◆ Input data
┄┄┄┄┄┄

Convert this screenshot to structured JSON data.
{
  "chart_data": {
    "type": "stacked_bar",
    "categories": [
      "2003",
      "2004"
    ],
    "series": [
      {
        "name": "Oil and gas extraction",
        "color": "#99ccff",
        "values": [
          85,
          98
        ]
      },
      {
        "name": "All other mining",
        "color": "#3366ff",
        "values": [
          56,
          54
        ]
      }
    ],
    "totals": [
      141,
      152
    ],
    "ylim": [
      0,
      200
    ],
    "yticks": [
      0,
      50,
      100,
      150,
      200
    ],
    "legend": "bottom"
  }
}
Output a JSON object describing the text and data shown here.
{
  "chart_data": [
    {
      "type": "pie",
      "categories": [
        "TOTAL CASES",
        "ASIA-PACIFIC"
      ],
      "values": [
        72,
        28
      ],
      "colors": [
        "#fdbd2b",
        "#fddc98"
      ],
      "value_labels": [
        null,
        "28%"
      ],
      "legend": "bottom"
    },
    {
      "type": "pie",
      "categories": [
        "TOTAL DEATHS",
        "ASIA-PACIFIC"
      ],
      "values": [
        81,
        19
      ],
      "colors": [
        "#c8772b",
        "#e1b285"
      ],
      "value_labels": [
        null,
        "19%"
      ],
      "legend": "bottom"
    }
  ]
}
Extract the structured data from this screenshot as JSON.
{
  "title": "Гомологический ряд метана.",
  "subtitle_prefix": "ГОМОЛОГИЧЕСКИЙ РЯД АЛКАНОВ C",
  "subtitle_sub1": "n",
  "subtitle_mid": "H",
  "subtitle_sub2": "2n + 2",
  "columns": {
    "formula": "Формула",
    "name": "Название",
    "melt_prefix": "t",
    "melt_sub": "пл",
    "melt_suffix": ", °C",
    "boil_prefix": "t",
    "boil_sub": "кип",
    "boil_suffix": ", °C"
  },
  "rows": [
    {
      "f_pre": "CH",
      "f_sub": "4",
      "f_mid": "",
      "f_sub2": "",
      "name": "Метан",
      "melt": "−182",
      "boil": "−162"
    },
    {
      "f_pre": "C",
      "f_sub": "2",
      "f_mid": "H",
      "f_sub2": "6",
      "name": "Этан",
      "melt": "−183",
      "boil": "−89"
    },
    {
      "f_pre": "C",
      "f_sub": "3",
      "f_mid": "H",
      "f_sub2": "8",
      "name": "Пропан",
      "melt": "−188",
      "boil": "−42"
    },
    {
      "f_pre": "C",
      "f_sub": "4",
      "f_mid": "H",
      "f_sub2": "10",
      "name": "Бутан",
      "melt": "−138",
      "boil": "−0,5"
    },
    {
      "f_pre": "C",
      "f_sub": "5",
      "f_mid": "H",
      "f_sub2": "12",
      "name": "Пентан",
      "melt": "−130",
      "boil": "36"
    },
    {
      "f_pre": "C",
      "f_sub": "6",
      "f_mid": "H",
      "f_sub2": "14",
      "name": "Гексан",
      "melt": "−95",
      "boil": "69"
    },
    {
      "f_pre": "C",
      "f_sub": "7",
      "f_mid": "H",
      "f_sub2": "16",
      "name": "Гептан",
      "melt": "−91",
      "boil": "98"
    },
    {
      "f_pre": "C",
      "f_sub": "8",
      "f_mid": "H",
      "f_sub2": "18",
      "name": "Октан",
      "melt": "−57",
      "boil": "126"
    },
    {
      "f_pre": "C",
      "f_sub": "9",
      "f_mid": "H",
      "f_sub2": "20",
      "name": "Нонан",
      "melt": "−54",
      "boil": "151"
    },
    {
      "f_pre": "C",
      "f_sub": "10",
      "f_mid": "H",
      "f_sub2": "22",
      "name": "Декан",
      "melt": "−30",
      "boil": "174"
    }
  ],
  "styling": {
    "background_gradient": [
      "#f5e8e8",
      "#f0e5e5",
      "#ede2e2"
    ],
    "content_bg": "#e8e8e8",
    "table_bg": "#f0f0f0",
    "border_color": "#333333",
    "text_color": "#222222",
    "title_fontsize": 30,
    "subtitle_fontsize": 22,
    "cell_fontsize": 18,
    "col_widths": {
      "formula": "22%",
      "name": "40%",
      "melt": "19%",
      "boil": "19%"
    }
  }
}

┄┄┄┄┄┄

Gather each line of the listing containing the word "screenshot" and show it.

Convert this screenshot to structured JSON data.
Extract the structured data from this screenshot as JSON.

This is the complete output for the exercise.